:: Input data
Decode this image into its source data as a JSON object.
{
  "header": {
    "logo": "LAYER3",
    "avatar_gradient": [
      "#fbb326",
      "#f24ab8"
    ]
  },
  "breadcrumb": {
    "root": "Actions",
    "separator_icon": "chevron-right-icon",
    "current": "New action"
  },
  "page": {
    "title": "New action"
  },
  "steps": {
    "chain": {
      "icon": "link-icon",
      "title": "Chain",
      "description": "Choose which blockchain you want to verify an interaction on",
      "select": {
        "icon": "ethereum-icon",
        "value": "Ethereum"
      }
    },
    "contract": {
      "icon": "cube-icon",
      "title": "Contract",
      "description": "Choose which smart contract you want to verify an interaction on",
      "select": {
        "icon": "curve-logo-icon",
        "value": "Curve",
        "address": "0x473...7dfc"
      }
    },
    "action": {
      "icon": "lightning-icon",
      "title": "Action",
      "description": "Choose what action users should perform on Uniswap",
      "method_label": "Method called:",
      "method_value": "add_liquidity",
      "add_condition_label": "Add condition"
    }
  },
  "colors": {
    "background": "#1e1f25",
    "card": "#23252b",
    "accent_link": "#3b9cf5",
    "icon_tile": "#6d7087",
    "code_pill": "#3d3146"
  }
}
::::
Above are some records; repeat all of them exactly.

Answer to the problem:
Decode this image into its source data as a JSON object.
{
  "header": {
    "logo": "LAYER3",
    "avatar_gradient": [
      "#fbb326",
      "#f24ab8"
    ]
  },
  "breadcrumb": {
    "root": "Actions",
    "separator_icon": "chevron-right-icon",
    "current": "New action"
  },
  "page": {
    "title": "New action"
  },
  "steps": {
    "chain": {
      "icon": "link-icon",
      "title": "Chain",
      "description": "Choose which blockchain you want to verify an interaction on",
      "select": {
        "icon": "ethereum-icon",
        "value": "Ethereum"
      }
    },
    "contract": {
      "icon": "cube-icon",
      "title": "Contract",
      "description": "Choose which smart contract you want to verify an interaction on",
      "select": {
        "icon": "curve-logo-icon",
        "value": "Curve",
        "address": "0x473...7dfc"
      }
    },
    "action": {
      "icon": "lightning-icon",
      "title": "Action",
      "description": "Choose what action users should perform on Uniswap",
      "method_label": "Method called:",
      "method_value": "add_liquidity",
      "add_condition_label": "Add condition"
    }
  },
  "colors": {
    "background": "#1e1f25",
    "card": "#23252b",
    "accent_link": "#3b9cf5",
    "icon_tile": "#6d7087",
    "code_pill": "#3d3146"
  }
}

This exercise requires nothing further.